- _Data listing_
────────────────────

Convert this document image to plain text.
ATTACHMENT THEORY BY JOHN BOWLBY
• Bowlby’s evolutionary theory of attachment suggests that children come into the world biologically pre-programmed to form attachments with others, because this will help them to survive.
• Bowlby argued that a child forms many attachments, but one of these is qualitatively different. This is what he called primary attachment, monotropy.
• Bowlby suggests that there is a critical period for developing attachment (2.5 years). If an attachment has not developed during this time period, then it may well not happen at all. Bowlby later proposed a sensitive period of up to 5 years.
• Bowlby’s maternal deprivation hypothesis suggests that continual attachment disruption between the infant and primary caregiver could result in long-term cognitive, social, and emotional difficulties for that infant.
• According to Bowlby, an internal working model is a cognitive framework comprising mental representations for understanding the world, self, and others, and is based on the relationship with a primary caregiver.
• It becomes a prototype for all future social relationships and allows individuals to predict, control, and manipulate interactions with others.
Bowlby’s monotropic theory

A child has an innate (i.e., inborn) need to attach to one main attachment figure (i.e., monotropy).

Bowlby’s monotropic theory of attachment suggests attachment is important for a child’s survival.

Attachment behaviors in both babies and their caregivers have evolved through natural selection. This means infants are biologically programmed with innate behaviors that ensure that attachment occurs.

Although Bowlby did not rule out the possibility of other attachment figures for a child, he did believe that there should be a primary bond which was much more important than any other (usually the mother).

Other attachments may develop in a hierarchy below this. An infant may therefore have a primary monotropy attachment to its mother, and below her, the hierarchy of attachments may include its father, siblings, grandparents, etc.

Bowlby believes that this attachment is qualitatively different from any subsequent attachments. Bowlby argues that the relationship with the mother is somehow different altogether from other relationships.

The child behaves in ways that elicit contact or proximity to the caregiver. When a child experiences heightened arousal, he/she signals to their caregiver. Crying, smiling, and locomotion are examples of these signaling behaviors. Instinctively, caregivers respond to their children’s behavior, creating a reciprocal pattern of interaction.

────────────────────

- _The task_
Pick out every line of the listing containing the word "qualitatively", and show those lines.

- _Task output_
• Bowlby argued that a child forms many attachments, but one of these is qualitatively different. This is what he called primary attachment, monotropy.
Bowlby believes that this attachment is qualitatively different from any subsequent attachments. Bowlby argues that the relationship with the mother is somehow different altogether from other relationships.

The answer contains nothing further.